### Dataset records
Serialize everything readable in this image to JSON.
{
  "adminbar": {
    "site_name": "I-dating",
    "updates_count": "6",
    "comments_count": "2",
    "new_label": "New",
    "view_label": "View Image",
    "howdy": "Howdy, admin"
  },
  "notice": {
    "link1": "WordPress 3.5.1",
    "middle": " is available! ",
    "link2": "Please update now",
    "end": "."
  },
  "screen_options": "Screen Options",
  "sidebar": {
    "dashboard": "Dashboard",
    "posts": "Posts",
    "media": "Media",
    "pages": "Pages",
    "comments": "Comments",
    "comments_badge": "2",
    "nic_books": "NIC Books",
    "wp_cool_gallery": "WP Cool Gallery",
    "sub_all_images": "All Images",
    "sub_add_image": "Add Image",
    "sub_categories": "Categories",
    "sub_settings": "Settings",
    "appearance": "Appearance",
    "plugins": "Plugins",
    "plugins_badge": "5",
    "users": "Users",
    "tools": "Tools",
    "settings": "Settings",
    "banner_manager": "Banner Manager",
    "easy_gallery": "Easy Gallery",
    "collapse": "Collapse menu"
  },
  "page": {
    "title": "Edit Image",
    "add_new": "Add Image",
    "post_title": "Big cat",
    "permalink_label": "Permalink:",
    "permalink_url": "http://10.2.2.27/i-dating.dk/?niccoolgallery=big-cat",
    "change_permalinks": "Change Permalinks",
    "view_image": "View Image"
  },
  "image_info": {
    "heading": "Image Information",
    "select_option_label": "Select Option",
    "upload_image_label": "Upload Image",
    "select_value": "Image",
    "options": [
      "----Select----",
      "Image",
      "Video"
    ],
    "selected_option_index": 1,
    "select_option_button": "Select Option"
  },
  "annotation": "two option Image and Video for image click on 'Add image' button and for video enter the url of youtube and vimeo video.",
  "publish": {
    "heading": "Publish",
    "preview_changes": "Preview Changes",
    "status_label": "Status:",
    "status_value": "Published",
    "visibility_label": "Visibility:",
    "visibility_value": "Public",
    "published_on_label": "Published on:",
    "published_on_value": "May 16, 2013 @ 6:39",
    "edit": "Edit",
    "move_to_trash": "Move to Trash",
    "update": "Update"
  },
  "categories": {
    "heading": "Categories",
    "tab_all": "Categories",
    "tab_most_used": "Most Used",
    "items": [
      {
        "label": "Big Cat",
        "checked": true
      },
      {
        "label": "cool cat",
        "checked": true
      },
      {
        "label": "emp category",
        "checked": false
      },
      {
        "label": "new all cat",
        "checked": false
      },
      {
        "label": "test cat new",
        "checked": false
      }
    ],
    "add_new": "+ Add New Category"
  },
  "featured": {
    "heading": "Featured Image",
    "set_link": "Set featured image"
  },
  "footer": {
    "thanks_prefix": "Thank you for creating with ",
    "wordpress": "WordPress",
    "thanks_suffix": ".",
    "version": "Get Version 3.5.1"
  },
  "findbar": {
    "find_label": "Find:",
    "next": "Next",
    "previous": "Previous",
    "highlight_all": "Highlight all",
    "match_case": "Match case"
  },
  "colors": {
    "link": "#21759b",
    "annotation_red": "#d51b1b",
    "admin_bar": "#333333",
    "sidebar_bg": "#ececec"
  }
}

### Brief
Copy out all the entries shown above, character for character.

### Full solution
Serialize everything readable in this image to JSON.
{
  "adminbar": {
    "site_name": "I-dating",
    "updates_count": "6",
    "comments_count": "2",
    "new_label": "New",
    "view_label": "View Image",
    "howdy": "Howdy, admin"
  },
  "notice": {
    "link1": "WordPress 3.5.1",
    "middle": " is available! ",
    "link2": "Please update now",
    "end": "."
  },
  "screen_options": "Screen Options",
  "sidebar": {
    "dashboard": "Dashboard",
    "posts": "Posts",
    "media": "Media",
    "pages": "Pages",
    "comments": "Comments",
    "comments_badge": "2",
    "nic_books": "NIC Books",
    "wp_cool_gallery": "WP Cool Gallery",
    "sub_all_images": "All Images",
    "sub_add_image": "Add Image",
    "sub_categories": "Categories",
    "sub_settings": "Settings",
    "appearance": "Appearance",
    "plugins": "Plugins",
    "plugins_badge": "5",
    "users": "Users",
    "tools": "Tools",
    "settings": "Settings",
    "banner_manager": "Banner Manager",
    "easy_gallery": "Easy Gallery",
    "collapse": "Collapse menu"
  },
  "page": {
    "title": "Edit Image",
    "add_new": "Add Image",
    "post_title": "Big cat",
    "permalink_label": "Permalink:",
    "permalink_url": "http://10.2.2.27/i-dating.dk/?niccoolgallery=big-cat",
    "change_permalinks": "Change Permalinks",
    "view_image": "View Image"
  },
  "image_info": {
    "heading": "Image Information",
    "select_option_label": "Select Option",
    "upload_image_label": "Upload Image",
    "select_value": "Image",
    "options": [
      "----Select----",
      "Image",
      "Video"
    ],
    "selected_option_index": 1,
    "select_option_button": "Select Option"
  },
  "annotation": "two option Image and Video for image click on 'Add image' button and for video enter the url of youtube and vimeo video.",
  "publish": {
    "heading": "Publish",
    "preview_changes": "Preview Changes",
    "status_label": "Status:",
    "status_value": "Published",
    "visibility_label": "Visibility:",
    "visibility_value": "Public",
    "published_on_label": "Published on:",
    "published_on_value": "May 16, 2013 @ 6:39",
    "edit": "Edit",
    "move_to_trash": "Move to Trash",
    "update": "Update"
  },
  "categories": {
    "heading": "Categories",
    "tab_all": "Categories",
    "tab_most_used": "Most Used",
    "items": [
      {
        "label": "Big Cat",
        "checked": true
      },
      {
        "label": "cool cat",
        "checked": true
      },
      {
        "label": "emp category",
        "checked": false
      },
      {
        "label": "new all cat",
        "checked": false
      },
      {
        "label": "test cat new",
        "checked": false
      }
    ],
    "add_new": "+ Add New Category"
  },
  "featured": {
    "heading": "Featured Image",
    "set_link": "Set featured image"
  },
  "footer": {
    "thanks_prefix": "Thank you for creating with ",
    "wordpress": "WordPress",
    "thanks_suffix": ".",
    "version": "Get Version 3.5.1"
  },
  "findbar": {
    "find_label": "Find:",
    "next": "Next",
    "previous": "Previous",
    "highlight_all": "Highlight all",
    "match_case": "Match case"
  },
  "colors": {
    "link": "#21759b",
    "annotation_red": "#d51b1b",
    "admin_bar": "#333333",
    "sidebar_bg": "#ececec"
  }
}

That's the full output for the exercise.